Problem description → Identify the lines that include the word "Density", then copy all of them.
━━━━━ Excerpted records
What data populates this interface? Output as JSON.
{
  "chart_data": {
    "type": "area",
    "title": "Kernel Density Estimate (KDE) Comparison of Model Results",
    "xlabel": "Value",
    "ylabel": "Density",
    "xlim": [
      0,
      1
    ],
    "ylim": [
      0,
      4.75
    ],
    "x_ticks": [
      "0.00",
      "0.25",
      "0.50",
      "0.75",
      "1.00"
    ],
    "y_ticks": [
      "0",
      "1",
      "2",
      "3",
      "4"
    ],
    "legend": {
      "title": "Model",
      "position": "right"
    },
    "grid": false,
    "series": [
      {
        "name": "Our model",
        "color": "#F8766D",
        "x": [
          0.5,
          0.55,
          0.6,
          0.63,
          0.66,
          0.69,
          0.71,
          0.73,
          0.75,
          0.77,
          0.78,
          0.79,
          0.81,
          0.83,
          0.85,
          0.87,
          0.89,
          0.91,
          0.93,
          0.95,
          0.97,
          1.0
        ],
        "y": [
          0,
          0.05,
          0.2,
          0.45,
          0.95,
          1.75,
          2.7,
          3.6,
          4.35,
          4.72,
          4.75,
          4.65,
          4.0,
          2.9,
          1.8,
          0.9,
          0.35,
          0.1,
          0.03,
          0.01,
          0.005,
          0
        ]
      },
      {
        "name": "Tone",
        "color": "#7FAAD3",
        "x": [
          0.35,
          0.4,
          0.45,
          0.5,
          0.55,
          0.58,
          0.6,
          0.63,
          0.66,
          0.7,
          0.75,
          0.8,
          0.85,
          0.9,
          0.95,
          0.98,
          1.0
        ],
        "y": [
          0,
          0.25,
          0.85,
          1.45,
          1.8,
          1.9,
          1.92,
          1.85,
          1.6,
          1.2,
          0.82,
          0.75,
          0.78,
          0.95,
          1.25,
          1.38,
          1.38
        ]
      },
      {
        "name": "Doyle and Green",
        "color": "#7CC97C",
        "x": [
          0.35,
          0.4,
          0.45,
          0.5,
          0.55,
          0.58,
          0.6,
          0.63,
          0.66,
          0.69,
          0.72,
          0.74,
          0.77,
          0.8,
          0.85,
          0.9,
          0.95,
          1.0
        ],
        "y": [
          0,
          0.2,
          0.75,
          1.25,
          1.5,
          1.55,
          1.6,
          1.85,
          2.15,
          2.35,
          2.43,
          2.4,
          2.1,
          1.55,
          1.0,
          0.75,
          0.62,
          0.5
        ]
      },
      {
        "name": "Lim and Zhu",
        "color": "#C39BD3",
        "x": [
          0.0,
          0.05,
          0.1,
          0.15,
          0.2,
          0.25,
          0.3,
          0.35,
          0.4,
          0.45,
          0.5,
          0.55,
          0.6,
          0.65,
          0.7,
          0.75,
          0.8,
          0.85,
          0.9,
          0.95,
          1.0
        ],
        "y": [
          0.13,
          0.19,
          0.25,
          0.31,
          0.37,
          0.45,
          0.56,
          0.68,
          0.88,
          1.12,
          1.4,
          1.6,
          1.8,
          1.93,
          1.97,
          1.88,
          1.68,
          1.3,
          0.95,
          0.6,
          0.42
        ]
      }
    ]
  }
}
━━━━━━━━━━
━━━━━ Excerpted records
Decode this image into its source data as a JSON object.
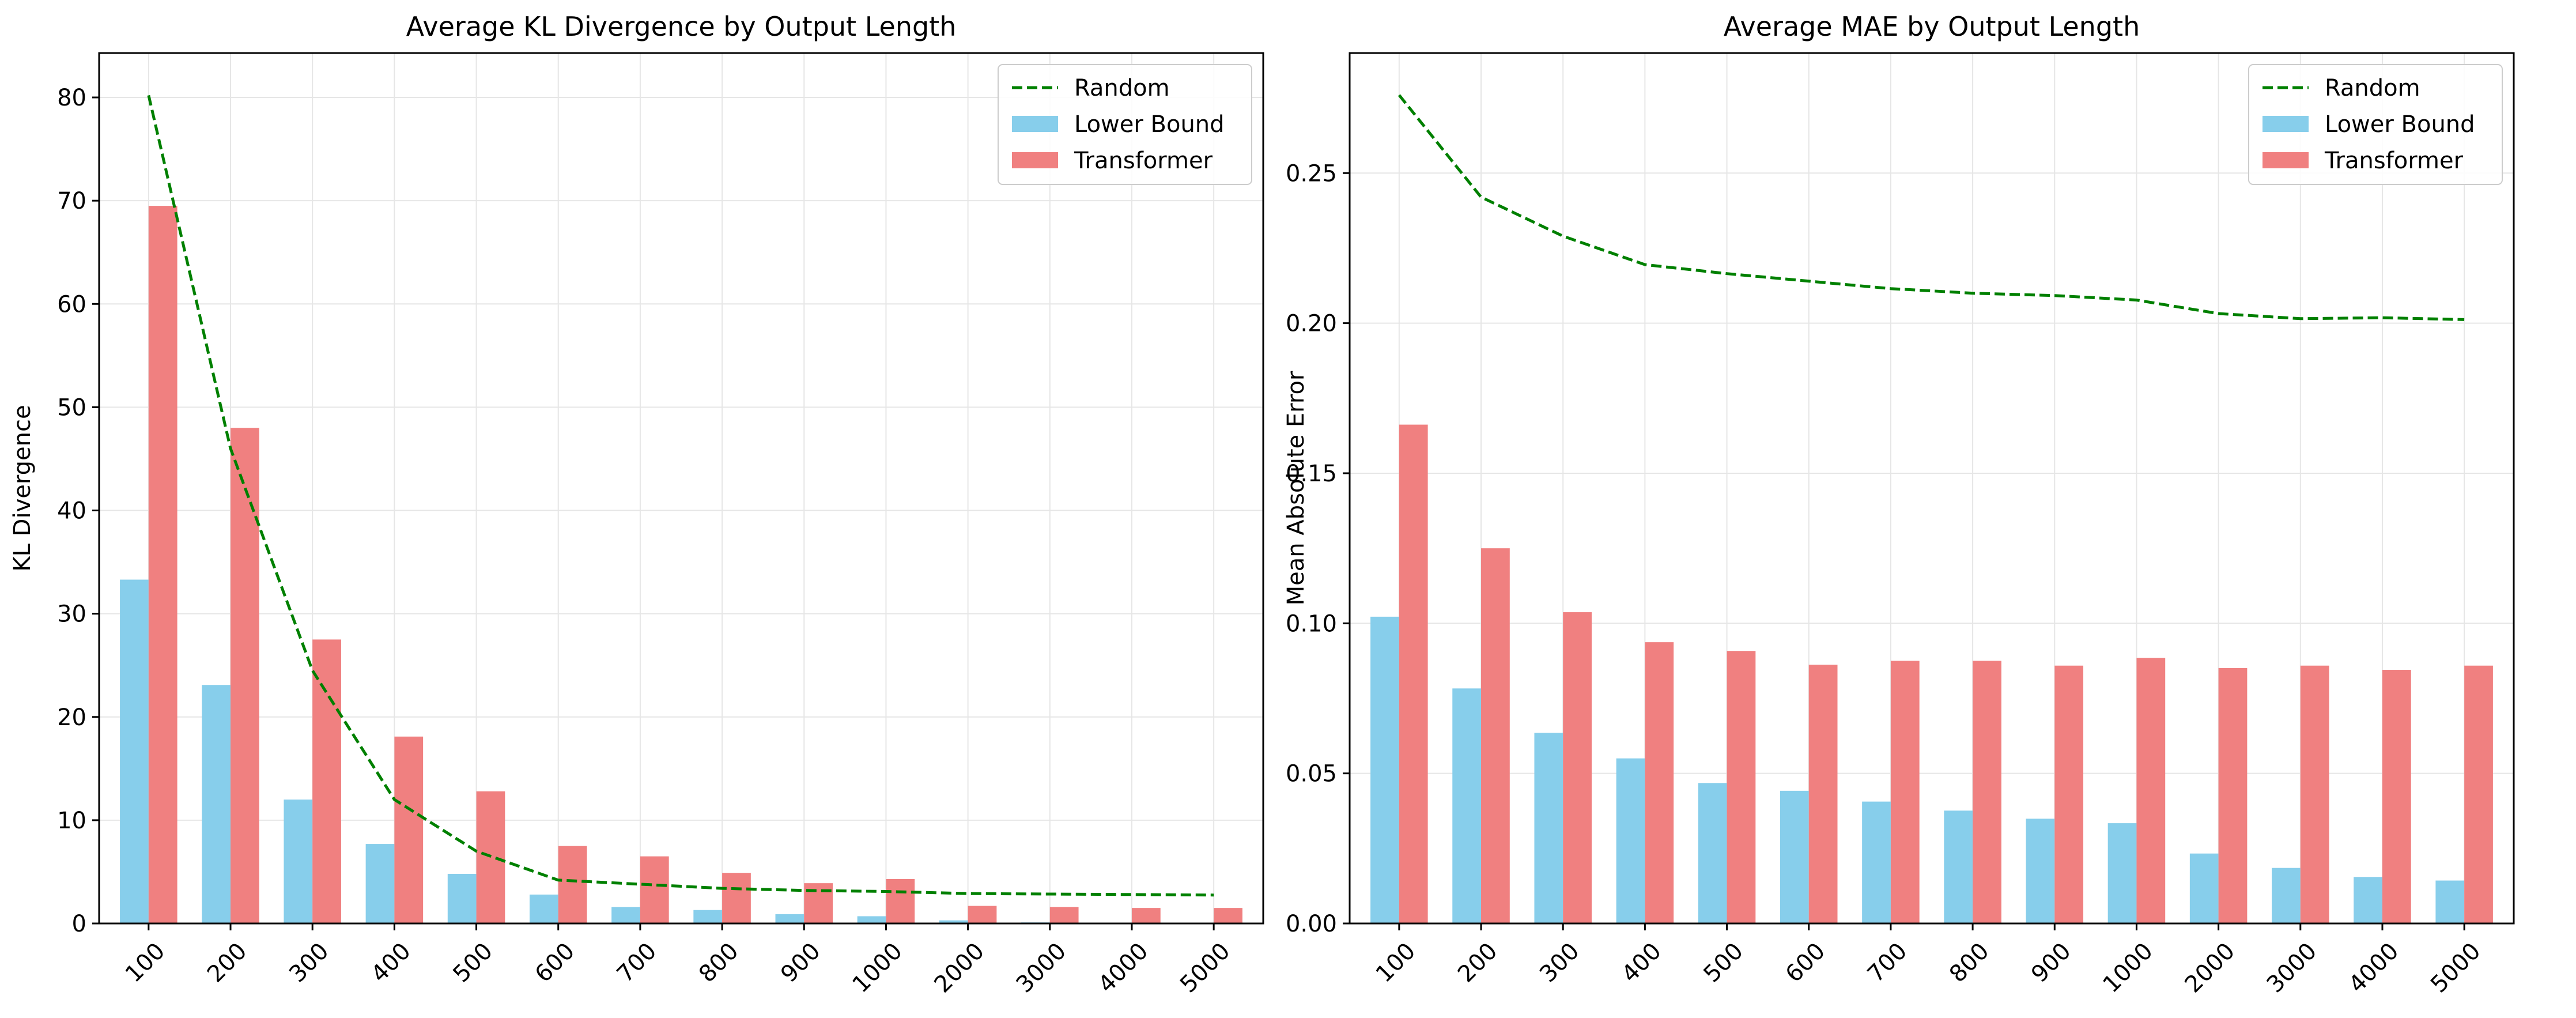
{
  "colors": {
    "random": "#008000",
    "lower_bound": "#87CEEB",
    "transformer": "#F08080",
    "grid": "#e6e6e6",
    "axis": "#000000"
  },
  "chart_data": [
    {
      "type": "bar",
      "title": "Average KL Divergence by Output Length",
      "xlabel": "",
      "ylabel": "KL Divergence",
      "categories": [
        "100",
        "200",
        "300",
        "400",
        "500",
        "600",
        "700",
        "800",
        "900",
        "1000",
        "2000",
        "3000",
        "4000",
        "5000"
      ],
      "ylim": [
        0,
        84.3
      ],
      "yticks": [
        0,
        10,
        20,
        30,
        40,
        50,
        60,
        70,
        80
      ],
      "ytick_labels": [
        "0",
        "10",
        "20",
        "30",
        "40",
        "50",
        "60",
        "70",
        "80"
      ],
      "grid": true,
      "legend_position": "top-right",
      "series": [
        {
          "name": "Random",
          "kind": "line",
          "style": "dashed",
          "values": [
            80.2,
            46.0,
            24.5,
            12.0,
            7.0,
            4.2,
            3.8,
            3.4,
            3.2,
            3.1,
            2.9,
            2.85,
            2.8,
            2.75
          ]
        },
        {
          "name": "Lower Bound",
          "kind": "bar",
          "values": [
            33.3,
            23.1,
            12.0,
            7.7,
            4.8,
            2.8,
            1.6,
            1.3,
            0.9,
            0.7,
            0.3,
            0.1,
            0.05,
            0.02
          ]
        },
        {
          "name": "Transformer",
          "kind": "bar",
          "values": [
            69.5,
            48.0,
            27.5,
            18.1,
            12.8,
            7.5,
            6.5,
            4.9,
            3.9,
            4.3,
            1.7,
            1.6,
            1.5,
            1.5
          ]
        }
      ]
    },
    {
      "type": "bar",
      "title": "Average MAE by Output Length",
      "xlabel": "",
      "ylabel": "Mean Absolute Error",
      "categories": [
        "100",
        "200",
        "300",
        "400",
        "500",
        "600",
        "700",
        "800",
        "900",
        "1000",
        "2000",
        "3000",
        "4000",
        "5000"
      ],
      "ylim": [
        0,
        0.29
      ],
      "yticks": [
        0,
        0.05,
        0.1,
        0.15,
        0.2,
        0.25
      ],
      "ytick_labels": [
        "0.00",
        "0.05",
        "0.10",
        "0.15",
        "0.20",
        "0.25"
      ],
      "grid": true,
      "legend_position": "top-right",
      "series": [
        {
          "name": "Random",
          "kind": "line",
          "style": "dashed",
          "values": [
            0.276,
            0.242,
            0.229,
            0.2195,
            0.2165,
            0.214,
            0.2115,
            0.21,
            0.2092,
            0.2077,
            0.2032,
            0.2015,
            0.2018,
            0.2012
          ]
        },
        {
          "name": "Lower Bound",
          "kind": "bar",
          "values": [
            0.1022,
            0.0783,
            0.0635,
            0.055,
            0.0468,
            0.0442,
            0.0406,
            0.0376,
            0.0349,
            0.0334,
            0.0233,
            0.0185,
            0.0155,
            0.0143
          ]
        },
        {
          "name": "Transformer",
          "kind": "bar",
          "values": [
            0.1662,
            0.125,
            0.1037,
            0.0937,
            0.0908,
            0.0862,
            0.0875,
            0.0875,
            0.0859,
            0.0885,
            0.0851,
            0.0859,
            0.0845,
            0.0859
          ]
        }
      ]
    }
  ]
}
━━━━━━━━━━
━━━━━ Excerpted records
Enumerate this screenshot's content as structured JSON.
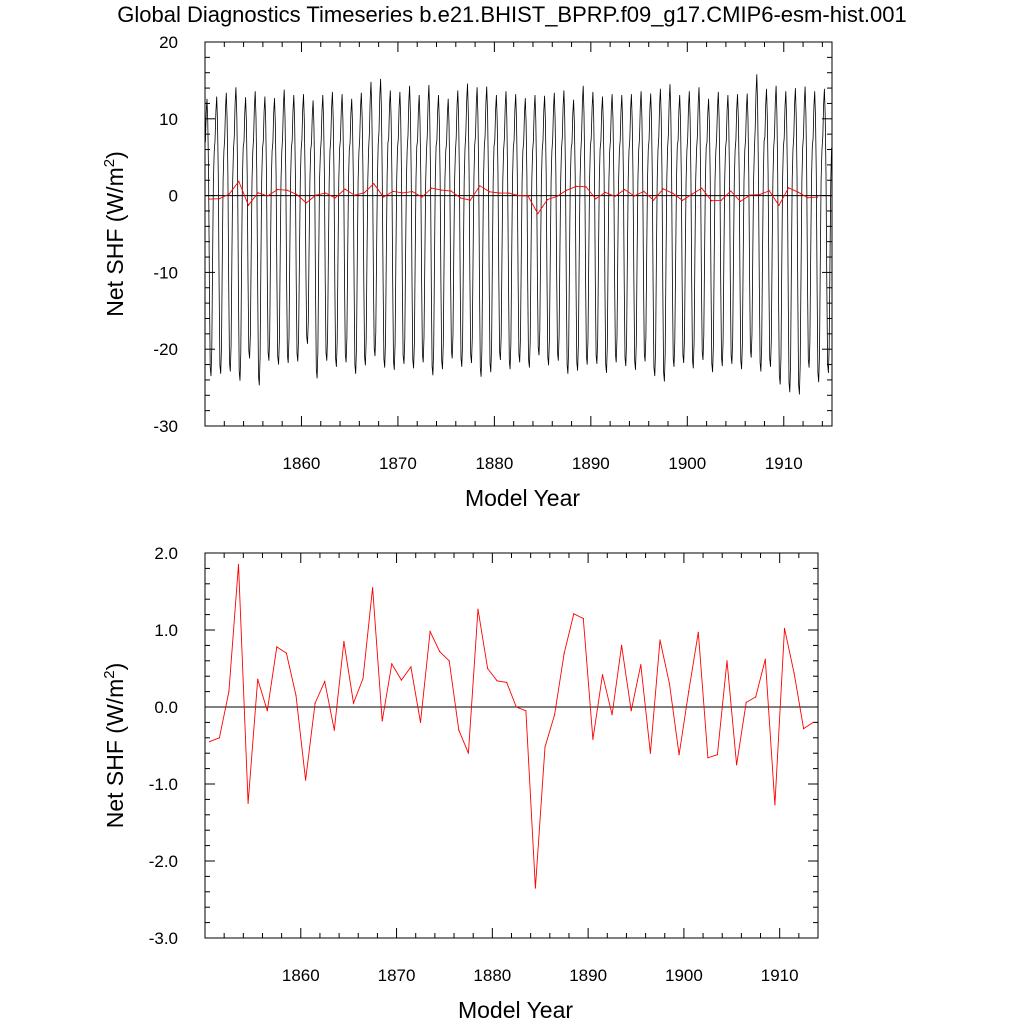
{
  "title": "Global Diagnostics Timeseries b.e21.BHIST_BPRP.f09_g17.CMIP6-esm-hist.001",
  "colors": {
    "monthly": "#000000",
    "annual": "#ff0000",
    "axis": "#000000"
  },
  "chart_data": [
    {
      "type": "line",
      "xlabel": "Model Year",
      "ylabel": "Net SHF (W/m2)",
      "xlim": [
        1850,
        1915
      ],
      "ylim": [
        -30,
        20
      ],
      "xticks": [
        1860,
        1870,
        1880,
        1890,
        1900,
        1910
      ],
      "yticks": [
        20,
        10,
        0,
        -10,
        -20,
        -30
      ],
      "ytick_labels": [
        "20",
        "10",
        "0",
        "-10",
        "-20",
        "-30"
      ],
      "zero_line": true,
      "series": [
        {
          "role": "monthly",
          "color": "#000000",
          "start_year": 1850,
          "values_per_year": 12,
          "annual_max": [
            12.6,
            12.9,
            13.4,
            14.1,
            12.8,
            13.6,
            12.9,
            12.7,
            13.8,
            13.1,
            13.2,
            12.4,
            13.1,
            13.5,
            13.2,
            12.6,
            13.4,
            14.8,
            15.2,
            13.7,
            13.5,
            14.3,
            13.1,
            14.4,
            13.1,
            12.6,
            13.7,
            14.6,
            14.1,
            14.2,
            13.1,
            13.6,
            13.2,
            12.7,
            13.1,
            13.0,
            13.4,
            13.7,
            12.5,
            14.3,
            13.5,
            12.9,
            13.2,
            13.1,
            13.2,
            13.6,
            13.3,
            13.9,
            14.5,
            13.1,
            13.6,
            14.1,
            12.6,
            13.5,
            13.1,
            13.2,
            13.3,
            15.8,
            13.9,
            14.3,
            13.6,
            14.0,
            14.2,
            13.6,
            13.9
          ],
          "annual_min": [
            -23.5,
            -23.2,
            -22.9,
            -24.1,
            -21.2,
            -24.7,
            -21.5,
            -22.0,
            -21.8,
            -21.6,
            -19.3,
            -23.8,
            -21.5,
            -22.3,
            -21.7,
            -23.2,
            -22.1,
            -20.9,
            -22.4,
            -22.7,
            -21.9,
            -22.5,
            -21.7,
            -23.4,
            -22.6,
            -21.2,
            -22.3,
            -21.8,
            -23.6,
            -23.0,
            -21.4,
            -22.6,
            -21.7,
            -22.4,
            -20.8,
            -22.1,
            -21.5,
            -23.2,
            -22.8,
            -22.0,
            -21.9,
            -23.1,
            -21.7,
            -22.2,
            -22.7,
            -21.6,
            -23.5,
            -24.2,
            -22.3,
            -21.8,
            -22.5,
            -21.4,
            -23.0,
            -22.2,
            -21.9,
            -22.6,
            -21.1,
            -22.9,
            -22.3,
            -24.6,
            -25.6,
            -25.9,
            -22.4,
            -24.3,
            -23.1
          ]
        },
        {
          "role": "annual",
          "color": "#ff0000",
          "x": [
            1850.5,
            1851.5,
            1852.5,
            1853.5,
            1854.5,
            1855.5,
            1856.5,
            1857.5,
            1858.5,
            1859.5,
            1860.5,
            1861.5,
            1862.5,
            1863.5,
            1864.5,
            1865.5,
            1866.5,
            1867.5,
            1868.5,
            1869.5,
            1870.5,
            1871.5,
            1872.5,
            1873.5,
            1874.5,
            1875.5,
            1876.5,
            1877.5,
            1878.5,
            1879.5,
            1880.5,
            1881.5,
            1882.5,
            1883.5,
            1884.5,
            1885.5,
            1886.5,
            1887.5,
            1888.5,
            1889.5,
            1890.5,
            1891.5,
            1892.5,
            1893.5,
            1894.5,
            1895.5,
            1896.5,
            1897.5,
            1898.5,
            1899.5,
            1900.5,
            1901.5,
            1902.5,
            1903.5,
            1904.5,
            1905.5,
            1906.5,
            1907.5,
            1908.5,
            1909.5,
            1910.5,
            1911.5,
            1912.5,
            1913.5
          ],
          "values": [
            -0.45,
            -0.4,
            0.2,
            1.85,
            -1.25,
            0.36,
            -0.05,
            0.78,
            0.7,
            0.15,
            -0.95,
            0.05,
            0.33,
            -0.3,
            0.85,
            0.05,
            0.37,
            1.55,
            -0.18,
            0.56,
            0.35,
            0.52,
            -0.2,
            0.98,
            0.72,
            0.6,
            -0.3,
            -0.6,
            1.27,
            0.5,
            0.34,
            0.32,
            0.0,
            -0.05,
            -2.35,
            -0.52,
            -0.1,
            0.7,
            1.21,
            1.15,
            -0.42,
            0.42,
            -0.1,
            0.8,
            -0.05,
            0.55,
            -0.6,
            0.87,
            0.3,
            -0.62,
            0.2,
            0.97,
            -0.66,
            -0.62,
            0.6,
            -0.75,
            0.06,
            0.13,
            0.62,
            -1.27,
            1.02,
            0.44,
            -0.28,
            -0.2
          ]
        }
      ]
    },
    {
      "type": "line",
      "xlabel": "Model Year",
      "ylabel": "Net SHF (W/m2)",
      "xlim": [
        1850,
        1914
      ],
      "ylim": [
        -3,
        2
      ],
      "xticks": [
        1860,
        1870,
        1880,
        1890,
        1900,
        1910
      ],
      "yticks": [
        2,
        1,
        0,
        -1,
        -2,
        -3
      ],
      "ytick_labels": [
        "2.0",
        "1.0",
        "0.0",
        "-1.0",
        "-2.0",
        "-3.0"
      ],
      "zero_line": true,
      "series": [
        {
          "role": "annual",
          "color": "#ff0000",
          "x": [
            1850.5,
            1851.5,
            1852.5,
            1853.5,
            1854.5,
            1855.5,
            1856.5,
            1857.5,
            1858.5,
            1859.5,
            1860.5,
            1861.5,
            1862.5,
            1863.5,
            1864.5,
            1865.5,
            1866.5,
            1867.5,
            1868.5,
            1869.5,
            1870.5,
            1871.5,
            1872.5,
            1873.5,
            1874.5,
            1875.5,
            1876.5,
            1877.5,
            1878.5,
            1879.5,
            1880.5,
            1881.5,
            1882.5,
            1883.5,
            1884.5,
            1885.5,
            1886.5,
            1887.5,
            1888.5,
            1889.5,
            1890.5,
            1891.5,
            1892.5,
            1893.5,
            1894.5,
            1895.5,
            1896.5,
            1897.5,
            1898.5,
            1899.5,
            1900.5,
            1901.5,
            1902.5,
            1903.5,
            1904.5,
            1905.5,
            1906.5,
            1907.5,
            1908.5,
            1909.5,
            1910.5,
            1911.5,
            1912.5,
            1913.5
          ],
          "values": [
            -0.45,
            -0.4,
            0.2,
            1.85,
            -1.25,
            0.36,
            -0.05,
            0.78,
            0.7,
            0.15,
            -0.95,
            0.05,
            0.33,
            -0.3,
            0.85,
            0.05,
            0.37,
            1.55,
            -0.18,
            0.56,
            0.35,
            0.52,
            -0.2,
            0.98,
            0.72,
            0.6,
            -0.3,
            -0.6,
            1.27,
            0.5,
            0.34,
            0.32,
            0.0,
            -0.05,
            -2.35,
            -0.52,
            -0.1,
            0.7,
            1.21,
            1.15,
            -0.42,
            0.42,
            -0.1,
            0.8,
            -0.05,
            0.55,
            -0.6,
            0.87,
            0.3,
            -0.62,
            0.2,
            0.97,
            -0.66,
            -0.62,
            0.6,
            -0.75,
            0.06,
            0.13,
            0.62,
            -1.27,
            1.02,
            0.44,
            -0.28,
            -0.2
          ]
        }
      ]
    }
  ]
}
━━━━━━━━━━
Expected output →
    "title": "Kernel Density Estimate (KDE) Comparison of Model Results",
    "ylabel": "Density",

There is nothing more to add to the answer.